* **DIRECTIONS FOR THIS TASK**: Set down each line of the data below exactly as it stands, dropping the pictures.

Figure dataset records

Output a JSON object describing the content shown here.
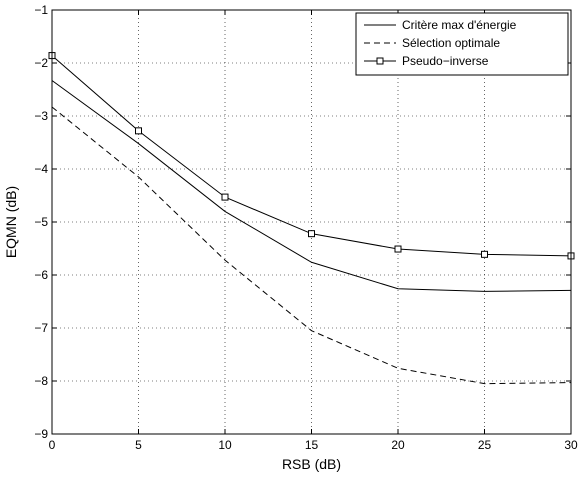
{
  "chart_data": {
    "type": "line",
    "title": "",
    "xlabel": "RSB (dB)",
    "ylabel": "EQMN (dB)",
    "xlim": [
      0,
      30
    ],
    "ylim": [
      -9,
      -1
    ],
    "xticks": [
      0,
      5,
      10,
      15,
      20,
      25,
      30
    ],
    "yticks": [
      -9,
      -8,
      -7,
      -6,
      -5,
      -4,
      -3,
      -2,
      -1
    ],
    "grid": true,
    "legend_position": "top-right",
    "x": [
      0,
      5,
      10,
      15,
      20,
      25,
      30
    ],
    "series": [
      {
        "name": "Critère max d'énergie",
        "line_style": "solid",
        "marker": "none",
        "color": "#000000",
        "values": [
          -2.33,
          -3.52,
          -4.8,
          -5.76,
          -6.26,
          -6.31,
          -6.29
        ]
      },
      {
        "name": "Sélection optimale",
        "line_style": "dashed",
        "marker": "none",
        "color": "#000000",
        "values": [
          -2.83,
          -4.15,
          -5.72,
          -7.05,
          -7.76,
          -8.05,
          -8.03
        ]
      },
      {
        "name": "Pseudo−inverse",
        "line_style": "solid",
        "marker": "square",
        "color": "#000000",
        "values": [
          -1.86,
          -3.28,
          -4.53,
          -5.22,
          -5.51,
          -5.61,
          -5.64
        ]
      }
    ]
  }
}
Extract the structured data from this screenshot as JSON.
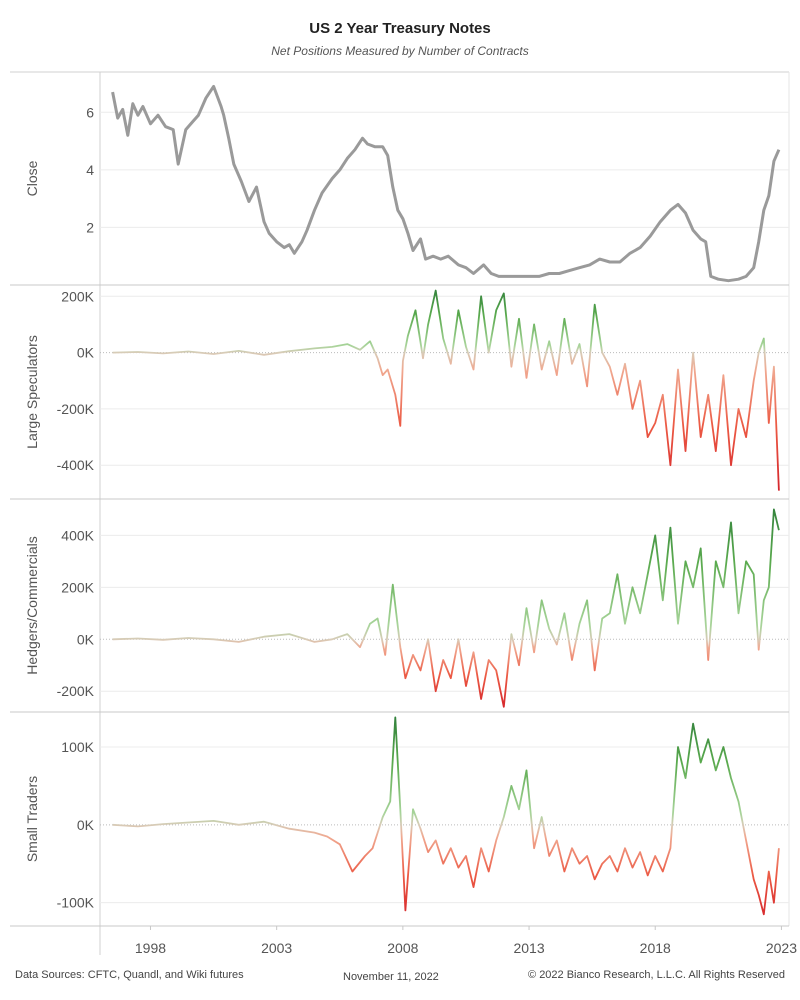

* **WRITTEN SOLUTION**:
Output a JSON object describing the content shown here.
{
  "chart_data": {
    "type": "line",
    "title": "",
    "xlabel": "RSB (dB)",
    "ylabel": "EQMN (dB)",
    "xlim": [
      0,
      30
    ],
    "ylim": [
      -9,
      -1
    ],
    "xticks": [
      0,
      5,
      10,
      15,
      20,
      25,
      30
    ],
    "yticks": [
      -9,
      -8,
      -7,
      -6,
      -5,
      -4,
      -3,
      -2,
      -1
    ],
    "grid": true,
    "legend_position": "top-right",
    "x": [
      0,
      5,
      10,
      15,
      20,
      25,
      30
    ],
    "series": [
      {
        "name": "Critère max d'énergie",
        "line_style": "solid",
        "marker": "none",
        "color": "#000000",
        "values": [
          -2.33,
          -3.52,
          -4.8,
          -5.76,
          -6.26,
          -6.31,
          -6.29
        ]
      },
      {
        "name": "Sélection optimale",
        "line_style": "dashed",
        "marker": "none",
        "color": "#000000",
        "values": [
          -2.83,
          -4.15,
          -5.72,
          -7.05,
          -7.76,
          -8.05,
          -8.03
        ]
      },
      {
        "name": "Pseudo−inverse",
        "line_style": "solid",
        "marker": "square",
        "color": "#000000",
        "values": [
          -1.86,
          -3.28,
          -4.53,
          -5.22,
          -5.51,
          -5.61,
          -5.64
        ]
      }
    ]
  }
}
Extract the structured data from this screenshot as JSON.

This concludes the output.